PROBLEM TO WORK ON ▸ Lift every line from the entries that includes the word "dose".

────────────────────

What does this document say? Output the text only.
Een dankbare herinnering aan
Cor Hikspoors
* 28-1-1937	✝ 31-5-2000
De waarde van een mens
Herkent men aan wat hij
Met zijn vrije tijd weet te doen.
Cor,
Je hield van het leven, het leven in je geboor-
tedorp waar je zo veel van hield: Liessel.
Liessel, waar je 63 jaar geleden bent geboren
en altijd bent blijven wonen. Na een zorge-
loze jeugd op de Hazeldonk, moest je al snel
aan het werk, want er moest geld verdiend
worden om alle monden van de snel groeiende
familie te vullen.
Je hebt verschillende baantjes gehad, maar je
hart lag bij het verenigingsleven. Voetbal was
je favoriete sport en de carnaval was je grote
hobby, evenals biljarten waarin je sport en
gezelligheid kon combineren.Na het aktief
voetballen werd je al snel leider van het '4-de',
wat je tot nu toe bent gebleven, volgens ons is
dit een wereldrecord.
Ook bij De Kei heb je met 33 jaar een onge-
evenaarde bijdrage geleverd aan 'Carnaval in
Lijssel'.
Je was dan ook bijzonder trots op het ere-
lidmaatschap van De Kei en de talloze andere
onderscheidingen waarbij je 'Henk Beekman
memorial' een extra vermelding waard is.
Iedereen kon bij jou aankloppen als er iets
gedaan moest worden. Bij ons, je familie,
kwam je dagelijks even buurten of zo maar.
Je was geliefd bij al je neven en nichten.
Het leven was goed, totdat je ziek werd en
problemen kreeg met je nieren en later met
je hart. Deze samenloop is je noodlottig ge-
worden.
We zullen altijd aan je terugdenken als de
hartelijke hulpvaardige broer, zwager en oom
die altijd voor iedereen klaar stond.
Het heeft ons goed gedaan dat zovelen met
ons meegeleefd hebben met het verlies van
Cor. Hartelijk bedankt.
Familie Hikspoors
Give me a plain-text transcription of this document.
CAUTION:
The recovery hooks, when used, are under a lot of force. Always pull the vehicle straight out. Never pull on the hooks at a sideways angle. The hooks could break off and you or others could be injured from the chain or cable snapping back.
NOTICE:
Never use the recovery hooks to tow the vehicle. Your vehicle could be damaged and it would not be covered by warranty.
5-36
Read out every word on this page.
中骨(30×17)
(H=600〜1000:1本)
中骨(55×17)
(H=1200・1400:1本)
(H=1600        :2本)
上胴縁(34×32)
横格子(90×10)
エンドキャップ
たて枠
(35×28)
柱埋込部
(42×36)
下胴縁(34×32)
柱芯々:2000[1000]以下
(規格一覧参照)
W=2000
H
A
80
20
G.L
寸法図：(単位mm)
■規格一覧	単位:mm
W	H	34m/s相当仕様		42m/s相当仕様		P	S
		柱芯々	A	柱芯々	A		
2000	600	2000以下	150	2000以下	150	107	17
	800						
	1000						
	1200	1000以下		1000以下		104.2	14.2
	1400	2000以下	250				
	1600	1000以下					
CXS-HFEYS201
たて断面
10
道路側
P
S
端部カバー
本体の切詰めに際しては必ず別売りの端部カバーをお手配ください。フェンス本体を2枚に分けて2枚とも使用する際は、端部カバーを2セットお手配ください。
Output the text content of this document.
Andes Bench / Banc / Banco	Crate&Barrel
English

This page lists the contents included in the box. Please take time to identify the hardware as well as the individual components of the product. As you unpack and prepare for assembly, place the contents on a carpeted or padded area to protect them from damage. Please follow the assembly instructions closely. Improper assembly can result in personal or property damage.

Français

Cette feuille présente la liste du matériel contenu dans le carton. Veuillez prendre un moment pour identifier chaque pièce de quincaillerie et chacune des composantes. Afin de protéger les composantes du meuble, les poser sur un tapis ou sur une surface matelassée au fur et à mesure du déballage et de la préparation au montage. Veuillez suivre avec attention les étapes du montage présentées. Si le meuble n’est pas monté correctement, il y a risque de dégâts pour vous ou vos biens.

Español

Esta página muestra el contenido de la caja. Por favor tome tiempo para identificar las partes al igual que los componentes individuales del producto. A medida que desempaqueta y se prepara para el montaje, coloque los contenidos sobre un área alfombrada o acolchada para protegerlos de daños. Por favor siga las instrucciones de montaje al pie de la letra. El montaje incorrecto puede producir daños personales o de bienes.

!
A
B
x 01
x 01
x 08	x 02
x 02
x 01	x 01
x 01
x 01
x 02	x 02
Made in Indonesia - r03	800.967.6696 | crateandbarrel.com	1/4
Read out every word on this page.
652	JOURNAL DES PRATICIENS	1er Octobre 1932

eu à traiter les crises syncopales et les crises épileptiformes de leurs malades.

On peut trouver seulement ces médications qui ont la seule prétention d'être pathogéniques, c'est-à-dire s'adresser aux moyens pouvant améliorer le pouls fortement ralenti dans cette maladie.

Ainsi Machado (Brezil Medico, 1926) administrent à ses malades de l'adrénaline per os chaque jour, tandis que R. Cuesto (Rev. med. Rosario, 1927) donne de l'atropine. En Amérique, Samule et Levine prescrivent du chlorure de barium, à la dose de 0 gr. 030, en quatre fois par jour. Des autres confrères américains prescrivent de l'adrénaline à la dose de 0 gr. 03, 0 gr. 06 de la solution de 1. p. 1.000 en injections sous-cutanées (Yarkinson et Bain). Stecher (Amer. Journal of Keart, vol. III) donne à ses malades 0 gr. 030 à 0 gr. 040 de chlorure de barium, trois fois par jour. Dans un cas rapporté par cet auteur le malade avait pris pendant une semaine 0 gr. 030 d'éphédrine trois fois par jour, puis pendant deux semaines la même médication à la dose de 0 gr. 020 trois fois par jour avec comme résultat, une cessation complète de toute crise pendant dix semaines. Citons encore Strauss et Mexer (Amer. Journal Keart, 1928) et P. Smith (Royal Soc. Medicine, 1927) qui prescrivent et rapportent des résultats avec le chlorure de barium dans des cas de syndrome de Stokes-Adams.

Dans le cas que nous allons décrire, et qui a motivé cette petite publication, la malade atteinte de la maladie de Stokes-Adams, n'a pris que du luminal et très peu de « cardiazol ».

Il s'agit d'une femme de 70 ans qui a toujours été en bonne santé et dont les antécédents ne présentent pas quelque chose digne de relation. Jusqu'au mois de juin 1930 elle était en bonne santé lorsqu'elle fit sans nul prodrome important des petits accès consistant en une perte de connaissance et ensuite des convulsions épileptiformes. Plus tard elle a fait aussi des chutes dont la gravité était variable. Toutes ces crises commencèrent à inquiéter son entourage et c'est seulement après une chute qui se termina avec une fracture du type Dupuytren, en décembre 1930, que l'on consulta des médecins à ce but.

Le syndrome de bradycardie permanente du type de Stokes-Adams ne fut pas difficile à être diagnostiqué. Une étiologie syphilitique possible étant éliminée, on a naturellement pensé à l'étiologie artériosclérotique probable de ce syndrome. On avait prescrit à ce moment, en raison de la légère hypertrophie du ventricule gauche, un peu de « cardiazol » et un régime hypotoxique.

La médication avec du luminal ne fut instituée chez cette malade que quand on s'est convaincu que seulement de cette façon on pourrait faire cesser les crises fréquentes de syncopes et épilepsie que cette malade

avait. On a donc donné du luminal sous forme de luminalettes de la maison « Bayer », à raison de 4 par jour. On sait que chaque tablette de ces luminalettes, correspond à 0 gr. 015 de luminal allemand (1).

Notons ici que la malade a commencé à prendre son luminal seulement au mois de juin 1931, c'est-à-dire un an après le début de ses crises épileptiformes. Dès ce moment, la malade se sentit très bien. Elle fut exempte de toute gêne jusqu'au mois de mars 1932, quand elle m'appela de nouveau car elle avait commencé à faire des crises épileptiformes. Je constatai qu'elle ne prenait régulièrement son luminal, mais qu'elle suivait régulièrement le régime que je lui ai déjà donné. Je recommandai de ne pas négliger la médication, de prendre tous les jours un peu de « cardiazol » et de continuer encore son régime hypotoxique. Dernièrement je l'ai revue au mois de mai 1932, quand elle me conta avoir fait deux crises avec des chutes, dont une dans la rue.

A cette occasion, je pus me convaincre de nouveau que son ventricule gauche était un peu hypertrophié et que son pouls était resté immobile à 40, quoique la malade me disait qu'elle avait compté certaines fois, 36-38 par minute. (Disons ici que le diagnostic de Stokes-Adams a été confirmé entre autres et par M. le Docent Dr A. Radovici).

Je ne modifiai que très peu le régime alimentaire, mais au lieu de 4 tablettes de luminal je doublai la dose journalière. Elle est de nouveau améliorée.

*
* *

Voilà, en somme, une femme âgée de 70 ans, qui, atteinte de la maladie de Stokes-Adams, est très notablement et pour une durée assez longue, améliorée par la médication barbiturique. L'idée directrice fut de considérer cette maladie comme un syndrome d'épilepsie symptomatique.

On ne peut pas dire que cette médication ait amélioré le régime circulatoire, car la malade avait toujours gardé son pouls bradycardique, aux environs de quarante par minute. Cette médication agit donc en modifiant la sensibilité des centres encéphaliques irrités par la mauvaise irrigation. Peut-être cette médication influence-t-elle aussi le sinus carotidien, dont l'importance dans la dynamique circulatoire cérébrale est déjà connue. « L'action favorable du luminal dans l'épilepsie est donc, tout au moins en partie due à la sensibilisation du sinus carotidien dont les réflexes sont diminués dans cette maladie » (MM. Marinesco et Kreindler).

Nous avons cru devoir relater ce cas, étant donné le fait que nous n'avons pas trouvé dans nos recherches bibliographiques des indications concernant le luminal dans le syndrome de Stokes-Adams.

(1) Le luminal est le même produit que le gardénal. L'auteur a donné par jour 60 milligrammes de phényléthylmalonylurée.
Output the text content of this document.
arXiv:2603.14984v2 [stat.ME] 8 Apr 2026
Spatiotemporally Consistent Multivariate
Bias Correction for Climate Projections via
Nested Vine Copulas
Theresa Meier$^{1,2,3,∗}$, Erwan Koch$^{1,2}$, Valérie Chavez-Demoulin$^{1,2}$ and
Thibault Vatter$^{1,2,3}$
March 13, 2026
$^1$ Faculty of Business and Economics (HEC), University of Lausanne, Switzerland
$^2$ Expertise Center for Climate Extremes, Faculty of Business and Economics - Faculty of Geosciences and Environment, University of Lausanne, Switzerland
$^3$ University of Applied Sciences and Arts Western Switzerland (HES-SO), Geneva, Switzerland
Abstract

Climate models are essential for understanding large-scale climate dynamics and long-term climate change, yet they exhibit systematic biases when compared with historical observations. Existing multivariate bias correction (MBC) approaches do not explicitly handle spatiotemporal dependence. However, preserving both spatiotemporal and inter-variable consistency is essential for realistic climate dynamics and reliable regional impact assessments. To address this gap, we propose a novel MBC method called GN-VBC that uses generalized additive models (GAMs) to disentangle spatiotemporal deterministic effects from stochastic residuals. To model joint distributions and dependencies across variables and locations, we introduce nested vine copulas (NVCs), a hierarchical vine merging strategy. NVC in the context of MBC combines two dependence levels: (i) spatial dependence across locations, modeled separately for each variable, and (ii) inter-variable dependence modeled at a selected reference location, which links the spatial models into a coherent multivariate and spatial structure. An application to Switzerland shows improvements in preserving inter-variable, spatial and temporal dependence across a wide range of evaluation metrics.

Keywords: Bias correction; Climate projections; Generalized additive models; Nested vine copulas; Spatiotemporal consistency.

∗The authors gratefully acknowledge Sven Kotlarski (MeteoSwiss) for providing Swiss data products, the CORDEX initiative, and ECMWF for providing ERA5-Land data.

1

────────────────────

WRITTEN ANSWER ▸
Ainsi Machado (Brezil Medico, 1926) administrent à ses malades de l'adrénaline per os chaque jour, tandis que R. Cuesto (Rev. med. Rosario, 1927) donne de l'atropine. En Amérique, Samule et Levine prescrivent du chlorure de barium, à la dose de 0 gr. 030, en quatre fois par jour. Des autres confrères américains prescrivent de l'adrénaline à la dose de 0 gr. 03, 0 gr. 06 de la solution de 1. p. 1.000 en injections sous-cutanées (Yarkinson et Bain). Stecher (Amer. Journal of Keart, vol. III) donne à ses malades 0 gr. 030 à 0 gr. 040 de chlorure de barium, trois fois par jour. Dans un cas rapporté par cet auteur le malade avait pris pendant une semaine 0 gr. 030 d'éphédrine trois fois par jour, puis pendant deux semaines la même médication à la dose de 0 gr. 020 trois fois par jour avec comme résultat, une cessation complète de toute crise pendant dix semaines. Citons encore Strauss et Mexer (Amer. Journal Keart, 1928) et P. Smith (Royal Soc. Medicine, 1927) qui prescrivent et rapportent des résultats avec le chlorure de barium dans des cas de syndrome de Stokes-Adams.
Je ne modifiai que très peu le régime alimentaire, mais au lieu de 4 tablettes de luminal je doublai la dose journalière. Elle est de nouveau améliorée.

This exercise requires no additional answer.